_The exercise:_
The records should be written out in full, with nothing altered.

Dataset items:
- - - -
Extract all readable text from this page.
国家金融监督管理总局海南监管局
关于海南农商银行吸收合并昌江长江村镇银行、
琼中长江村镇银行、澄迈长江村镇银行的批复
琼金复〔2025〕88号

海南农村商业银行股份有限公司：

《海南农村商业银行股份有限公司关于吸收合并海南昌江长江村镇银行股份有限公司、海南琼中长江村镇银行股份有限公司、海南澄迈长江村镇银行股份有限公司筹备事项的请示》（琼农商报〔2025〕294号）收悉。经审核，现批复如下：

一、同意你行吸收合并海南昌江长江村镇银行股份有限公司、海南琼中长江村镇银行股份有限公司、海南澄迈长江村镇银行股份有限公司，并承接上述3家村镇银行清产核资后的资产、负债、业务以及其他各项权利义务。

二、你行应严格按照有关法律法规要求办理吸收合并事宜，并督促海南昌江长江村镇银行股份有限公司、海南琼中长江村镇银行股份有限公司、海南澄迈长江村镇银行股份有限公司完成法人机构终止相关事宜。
- - - -
_Reply to the task:_
Extract all readable text from this page.
国家金融监督管理总局海南监管局
关于海南农商银行吸收合并昌江长江村镇银行、
琼中长江村镇银行、澄迈长江村镇银行的批复
琼金复〔2025〕88号

海南农村商业银行股份有限公司：

《海南农村商业银行股份有限公司关于吸收合并海南昌江长江村镇银行股份有限公司、海南琼中长江村镇银行股份有限公司、海南澄迈长江村镇银行股份有限公司筹备事项的请示》（琼农商报〔2025〕294号）收悉。经审核，现批复如下：

一、同意你行吸收合并海南昌江长江村镇银行股份有限公司、海南琼中长江村镇银行股份有限公司、海南澄迈长江村镇银行股份有限公司，并承接上述3家村镇银行清产核资后的资产、负债、业务以及其他各项权利义务。

二、你行应严格按照有关法律法规要求办理吸收合并事宜，并督促海南昌江长江村镇银行股份有限公司、海南琼中长江村镇银行股份有限公司、海南澄迈长江村镇银行股份有限公司完成法人机构终止相关事宜。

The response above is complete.